- Records -
☆ ☆ ☆
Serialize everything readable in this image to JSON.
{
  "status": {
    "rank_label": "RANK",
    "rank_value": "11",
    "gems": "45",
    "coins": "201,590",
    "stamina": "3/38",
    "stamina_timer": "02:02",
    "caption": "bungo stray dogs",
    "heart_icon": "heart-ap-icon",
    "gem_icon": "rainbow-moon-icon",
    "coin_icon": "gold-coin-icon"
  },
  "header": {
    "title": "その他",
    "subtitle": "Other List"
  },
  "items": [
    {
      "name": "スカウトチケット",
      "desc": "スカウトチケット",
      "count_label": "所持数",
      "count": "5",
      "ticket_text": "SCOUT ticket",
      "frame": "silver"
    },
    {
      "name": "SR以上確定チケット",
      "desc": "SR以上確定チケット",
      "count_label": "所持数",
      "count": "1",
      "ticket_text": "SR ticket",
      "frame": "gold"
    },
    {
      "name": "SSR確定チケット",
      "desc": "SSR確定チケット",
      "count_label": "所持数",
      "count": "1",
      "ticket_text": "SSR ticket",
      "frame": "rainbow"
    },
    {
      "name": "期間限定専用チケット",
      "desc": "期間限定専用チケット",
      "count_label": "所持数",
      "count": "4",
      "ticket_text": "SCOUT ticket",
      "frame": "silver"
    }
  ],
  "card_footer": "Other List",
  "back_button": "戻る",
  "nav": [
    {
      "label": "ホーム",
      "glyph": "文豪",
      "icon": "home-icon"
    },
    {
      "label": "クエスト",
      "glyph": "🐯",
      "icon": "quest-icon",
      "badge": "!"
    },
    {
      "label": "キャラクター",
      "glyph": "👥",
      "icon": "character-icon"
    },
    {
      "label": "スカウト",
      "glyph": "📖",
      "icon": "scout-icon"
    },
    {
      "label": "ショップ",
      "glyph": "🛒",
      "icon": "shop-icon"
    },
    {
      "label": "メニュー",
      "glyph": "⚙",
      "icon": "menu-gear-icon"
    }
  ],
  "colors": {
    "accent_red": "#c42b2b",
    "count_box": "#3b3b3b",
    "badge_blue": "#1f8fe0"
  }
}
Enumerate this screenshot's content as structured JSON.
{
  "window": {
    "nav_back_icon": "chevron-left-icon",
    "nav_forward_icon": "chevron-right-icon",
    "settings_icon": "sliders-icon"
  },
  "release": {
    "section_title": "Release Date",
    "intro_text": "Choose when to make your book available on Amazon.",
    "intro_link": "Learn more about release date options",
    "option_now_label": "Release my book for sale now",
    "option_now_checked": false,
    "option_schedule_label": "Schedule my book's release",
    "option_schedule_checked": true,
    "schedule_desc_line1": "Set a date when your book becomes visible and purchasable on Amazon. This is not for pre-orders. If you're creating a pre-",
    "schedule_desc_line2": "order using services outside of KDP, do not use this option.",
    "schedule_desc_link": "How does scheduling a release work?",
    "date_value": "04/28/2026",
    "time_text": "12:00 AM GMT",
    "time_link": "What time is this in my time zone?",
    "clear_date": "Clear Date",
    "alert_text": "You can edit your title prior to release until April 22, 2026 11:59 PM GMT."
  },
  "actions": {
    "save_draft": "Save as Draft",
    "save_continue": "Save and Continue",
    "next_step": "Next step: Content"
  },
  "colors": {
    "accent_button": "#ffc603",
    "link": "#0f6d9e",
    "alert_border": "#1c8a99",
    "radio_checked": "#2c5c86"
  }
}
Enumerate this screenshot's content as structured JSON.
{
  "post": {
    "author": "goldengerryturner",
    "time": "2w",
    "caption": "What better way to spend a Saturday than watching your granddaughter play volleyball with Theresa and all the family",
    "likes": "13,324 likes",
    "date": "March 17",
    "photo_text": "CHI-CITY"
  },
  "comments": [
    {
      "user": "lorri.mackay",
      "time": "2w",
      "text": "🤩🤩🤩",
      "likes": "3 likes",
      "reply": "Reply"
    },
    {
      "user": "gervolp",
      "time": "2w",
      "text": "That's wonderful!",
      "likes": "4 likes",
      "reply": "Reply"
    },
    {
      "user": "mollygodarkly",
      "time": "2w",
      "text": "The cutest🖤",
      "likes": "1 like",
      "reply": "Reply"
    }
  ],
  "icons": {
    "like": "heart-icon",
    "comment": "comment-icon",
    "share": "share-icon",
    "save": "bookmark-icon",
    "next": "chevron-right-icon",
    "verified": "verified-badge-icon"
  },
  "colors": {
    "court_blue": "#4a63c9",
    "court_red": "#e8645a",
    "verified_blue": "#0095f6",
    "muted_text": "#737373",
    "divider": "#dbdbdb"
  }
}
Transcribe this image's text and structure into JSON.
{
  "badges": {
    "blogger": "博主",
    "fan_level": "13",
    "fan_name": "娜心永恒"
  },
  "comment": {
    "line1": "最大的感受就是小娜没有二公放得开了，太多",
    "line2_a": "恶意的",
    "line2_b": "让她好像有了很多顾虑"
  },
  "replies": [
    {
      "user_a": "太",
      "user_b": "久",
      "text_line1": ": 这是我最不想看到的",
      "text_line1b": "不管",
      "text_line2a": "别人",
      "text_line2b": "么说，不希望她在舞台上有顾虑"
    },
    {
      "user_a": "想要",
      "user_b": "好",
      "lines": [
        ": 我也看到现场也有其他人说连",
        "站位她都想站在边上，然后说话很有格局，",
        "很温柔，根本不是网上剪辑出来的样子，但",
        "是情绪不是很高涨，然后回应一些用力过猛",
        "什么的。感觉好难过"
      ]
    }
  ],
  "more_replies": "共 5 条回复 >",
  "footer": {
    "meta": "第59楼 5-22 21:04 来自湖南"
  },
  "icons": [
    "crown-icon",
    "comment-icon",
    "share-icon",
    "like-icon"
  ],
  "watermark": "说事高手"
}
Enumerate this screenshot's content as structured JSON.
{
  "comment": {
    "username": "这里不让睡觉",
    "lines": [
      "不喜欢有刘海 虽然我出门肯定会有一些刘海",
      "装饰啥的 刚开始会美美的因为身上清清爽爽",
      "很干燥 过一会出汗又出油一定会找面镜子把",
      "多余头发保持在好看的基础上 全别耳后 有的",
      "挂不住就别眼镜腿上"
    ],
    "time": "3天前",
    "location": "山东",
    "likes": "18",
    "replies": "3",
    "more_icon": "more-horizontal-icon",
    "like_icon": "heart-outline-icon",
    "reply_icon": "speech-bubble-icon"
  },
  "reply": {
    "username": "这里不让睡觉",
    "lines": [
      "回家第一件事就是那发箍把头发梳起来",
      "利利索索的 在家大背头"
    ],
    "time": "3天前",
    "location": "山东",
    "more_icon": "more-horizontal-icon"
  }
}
☆ ☆ ☆
- Problem to work on -
Extract the listing in its entirety, matching it exactly.

- The answer -
Serialize everything readable in this image to JSON.
{
  "status": {
    "rank_label": "RANK",
    "rank_value": "11",
    "gems": "45",
    "coins": "201,590",
    "stamina": "3/38",
    "stamina_timer": "02:02",
    "caption": "bungo stray dogs",
    "heart_icon": "heart-ap-icon",
    "gem_icon": "rainbow-moon-icon",
    "coin_icon": "gold-coin-icon"
  },
  "header": {
    "title": "その他",
    "subtitle": "Other List"
  },
  "items": [
    {
      "name": "スカウトチケット",
      "desc": "スカウトチケット",
      "count_label": "所持数",
      "count": "5",
      "ticket_text": "SCOUT ticket",
      "frame": "silver"
    },
    {
      "name": "SR以上確定チケット",
      "desc": "SR以上確定チケット",
      "count_label": "所持数",
      "count": "1",
      "ticket_text": "SR ticket",
      "frame": "gold"
    },
    {
      "name": "SSR確定チケット",
      "desc": "SSR確定チケット",
      "count_label": "所持数",
      "count": "1",
      "ticket_text": "SSR ticket",
      "frame": "rainbow"
    },
    {
      "name": "期間限定専用チケット",
      "desc": "期間限定専用チケット",
      "count_label": "所持数",
      "count": "4",
      "ticket_text": "SCOUT ticket",
      "frame": "silver"
    }
  ],
  "card_footer": "Other List",
  "back_button": "戻る",
  "nav": [
    {
      "label": "ホーム",
      "glyph": "文豪",
      "icon": "home-icon"
    },
    {
      "label": "クエスト",
      "glyph": "🐯",
      "icon": "quest-icon",
      "badge": "!"
    },
    {
      "label": "キャラクター",
      "glyph": "👥",
      "icon": "character-icon"
    },
    {
      "label": "スカウト",
      "glyph": "📖",
      "icon": "scout-icon"
    },
    {
      "label": "ショップ",
      "glyph": "🛒",
      "icon": "shop-icon"
    },
    {
      "label": "メニュー",
      "glyph": "⚙",
      "icon": "menu-gear-icon"
    }
  ],
  "colors": {
    "accent_red": "#c42b2b",
    "count_box": "#3b3b3b",
    "badge_blue": "#1f8fe0"
  }
}
Enumerate this screenshot's content as structured JSON.
{
  "window": {
    "nav_back_icon": "chevron-left-icon",
    "nav_forward_icon": "chevron-right-icon",
    "settings_icon": "sliders-icon"
  },
  "release": {
    "section_title": "Release Date",
    "intro_text": "Choose when to make your book available on Amazon.",
    "intro_link": "Learn more about release date options",
    "option_now_label": "Release my book for sale now",
    "option_now_checked": false,
    "option_schedule_label": "Schedule my book's release",
    "option_schedule_checked": true,
    "schedule_desc_line1": "Set a date when your book becomes visible and purchasable on Amazon. This is not for pre-orders. If you're creating a pre-",
    "schedule_desc_line2": "order using services outside of KDP, do not use this option.",
    "schedule_desc_link": "How does scheduling a release work?",
    "date_value": "04/28/2026",
    "time_text": "12:00 AM GMT",
    "time_link": "What time is this in my time zone?",
    "clear_date": "Clear Date",
    "alert_text": "You can edit your title prior to release until April 22, 2026 11:59 PM GMT."
  },
  "actions": {
    "save_draft": "Save as Draft",
    "save_continue": "Save and Continue",
    "next_step": "Next step: Content"
  },
  "colors": {
    "accent_button": "#ffc603",
    "link": "#0f6d9e",
    "alert_border": "#1c8a99",
    "radio_checked": "#2c5c86"
  }
}
Enumerate this screenshot's content as structured JSON.
{
  "post": {
    "author": "goldengerryturner",
    "time": "2w",
    "caption": "What better way to spend a Saturday than watching your granddaughter play volleyball with Theresa and all the family",
    "likes": "13,324 likes",
    "date": "March 17",
    "photo_text": "CHI-CITY"
  },
  "comments": [
    {
      "user": "lorri.mackay",
      "time": "2w",
      "text": "🤩🤩🤩",
      "likes": "3 likes",
      "reply": "Reply"
    },
    {
      "user": "gervolp",
      "time": "2w",
      "text": "That's wonderful!",
      "likes": "4 likes",
      "reply": "Reply"
    },
    {
      "user": "mollygodarkly",
      "time": "2w",
      "text": "The cutest🖤",
      "likes": "1 like",
      "reply": "Reply"
    }
  ],
  "icons": {
    "like": "heart-icon",
    "comment": "comment-icon",
    "share": "share-icon",
    "save": "bookmark-icon",
    "next": "chevron-right-icon",
    "verified": "verified-badge-icon"
  },
  "colors": {
    "court_blue": "#4a63c9",
    "court_red": "#e8645a",
    "verified_blue": "#0095f6",
    "muted_text": "#737373",
    "divider": "#dbdbdb"
  }
}
Transcribe this image's text and structure into JSON.
{
  "badges": {
    "blogger": "博主",
    "fan_level": "13",
    "fan_name": "娜心永恒"
  },
  "comment": {
    "line1": "最大的感受就是小娜没有二公放得开了，太多",
    "line2_a": "恶意的",
    "line2_b": "让她好像有了很多顾虑"
  },
  "replies": [
    {
      "user_a": "太",
      "user_b": "久",
      "text_line1": ": 这是我最不想看到的",
      "text_line1b": "不管",
      "text_line2a": "别人",
      "text_line2b": "么说，不希望她在舞台上有顾虑"
    },
    {
      "user_a": "想要",
      "user_b": "好",
      "lines": [
        ": 我也看到现场也有其他人说连",
        "站位她都想站在边上，然后说话很有格局，",
        "很温柔，根本不是网上剪辑出来的样子，但",
        "是情绪不是很高涨，然后回应一些用力过猛",
        "什么的。感觉好难过"
      ]
    }
  ],
  "more_replies": "共 5 条回复 >",
  "footer": {
    "meta": "第59楼 5-22 21:04 来自湖南"
  },
  "icons": [
    "crown-icon",
    "comment-icon",
    "share-icon",
    "like-icon"
  ],
  "watermark": "说事高手"
}
Enumerate this screenshot's content as structured JSON.
{
  "comment": {
    "username": "这里不让睡觉",
    "lines": [
      "不喜欢有刘海 虽然我出门肯定会有一些刘海",
      "装饰啥的 刚开始会美美的因为身上清清爽爽",
      "很干燥 过一会出汗又出油一定会找面镜子把",
      "多余头发保持在好看的基础上 全别耳后 有的",
      "挂不住就别眼镜腿上"
    ],
    "time": "3天前",
    "location": "山东",
    "likes": "18",
    "replies": "3",
    "more_icon": "more-horizontal-icon",
    "like_icon": "heart-outline-icon",
    "reply_icon": "speech-bubble-icon"
  },
  "reply": {
    "username": "这里不让睡觉",
    "lines": [
      "回家第一件事就是那发箍把头发梳起来",
      "利利索索的 在家大背头"
    ],
    "time": "3天前",
    "location": "山东",
    "more_icon": "more-horizontal-icon"
  }
}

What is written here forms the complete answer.